Instruction
Rewrite the part of the turkey hunting thread that opens with the words "I have seen birds" and closes with "Gobbling like crazy.", changing "longbeard" to "gobbler".

Text shown
+ + +

# Tom problems



## Flathead King 06

is anyone else having any problems with toms being really henned up right now...went out yesterday morning and didnt even hear a goobler on the roost... so went back out last night to watch the fields to see if anyone had been back in there scouting around and saw a tom and a hen out there picking around...but this cooling weather this week should help a little...


----------



## bigcat46

I have seen birds henned up all weekend. Later in the day is actually going to be better right now, when the hens leave to go nest. I only heard one bird yesterday morning and he was all by his lonesome on the roost I snuck in under a hundred yards from him and he came right in because I didn't hear any other hens.

You just have to find that one lonely longbeard.


----------



## BassCatcher12

not really..sunday of youth season heard about 10 different birds..had 5 Toms! come in along with 4 hens..but Gobbling like crazy.


----------



## BuckEyeBigBuck13

No we did not really have a problem with that but they did not gobble to much when they hit the grownd but on sunday for some reason they seemed to be a little more talkitive we had some gobble till about ten in the morning. i have not herd to many hens i watched 5 gobblers get in the roost and there were only two hens but i hit my mouth call and they weer gobbling b4 the roost and when they were int he roost. i guess it matters what area your hunting.Good luck


----------



## gotwipers

how mobile can you be? Try and use the hens to get close to the tom. Do a series of excited clucks yelps and purrs and see if you get a response.


----------



## fakebait

Last two mornings did not hear one bird. I have seen lots of birds. None are talking at day break or later in morning. I had two jakes come within 50 yards but; they did not like something. They skirted off and never came closer. Then had a whole flock come up through the fields after strutting and showing full fans about 1000 yards out. That was Monday, I think the wind was moving my ground blind to much. Tuesday I set up in the lower fields where they were strutting Monday and only one hen showed up about 8:00am. wandered out to the middle of the field and turn around and went back into the woods once again no talking. I also had one of the yellow rabies planes flying back and forth over the area I was hunting most of the morning.I'am so far the only person hunting the property the last two days. Three weeks ago I snuck in before day break to check the area and had at least 6 different gobblers going off before day break as well as hens talking and all the bird made fly down calls before they hit the fields. I saw this same thing the last two years there. By the 2nd week in May the Gobblers they all start talking again. I hope this year its sooner. I took the whole week off this year and would like to close the deal by Sunday morning!!!!

+ + +

Material
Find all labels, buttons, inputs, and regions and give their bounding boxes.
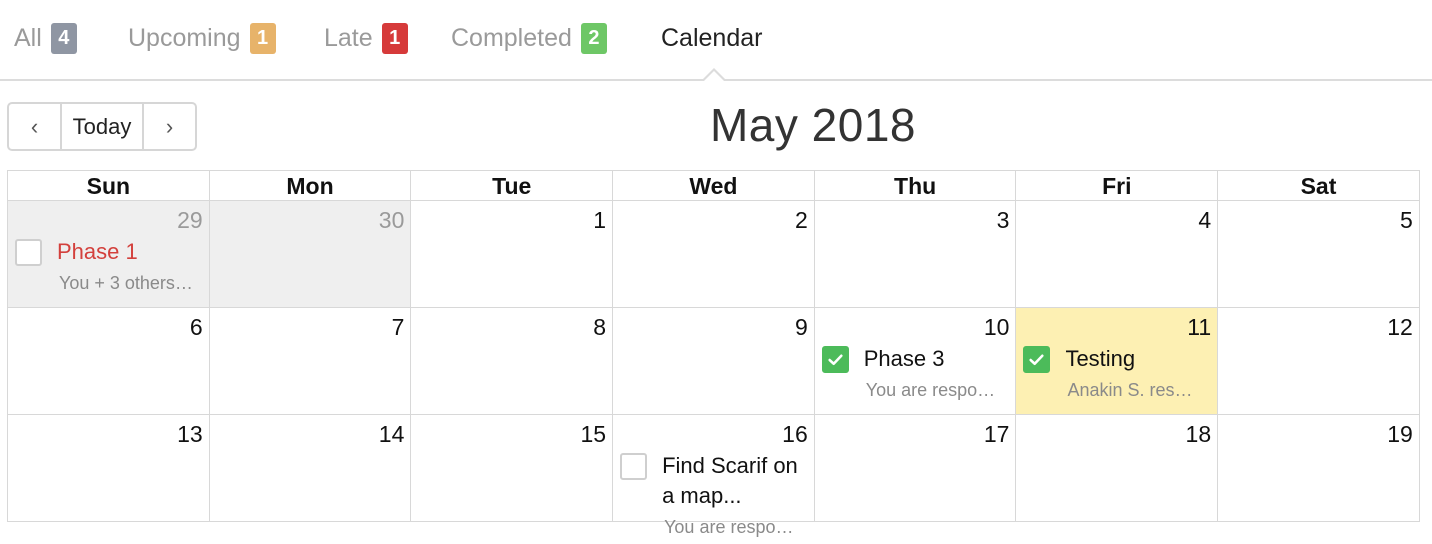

+ + +

Right answer
I have seen birds henned up all weekend. Later in the day is actually going to be better right now, when the hens leave to go nest. I only heard one bird yesterday morning and he was all by his lonesome on the roost I snuck in under a hundred yards from him and he came right in because I didn't hear any other hens.

You just have to find that one lonely gobbler.


----------



## BassCatcher12

not really..sunday of youth season heard about 10 different birds..had 5 Toms! come in along with 4 hens..but Gobbling like crazy.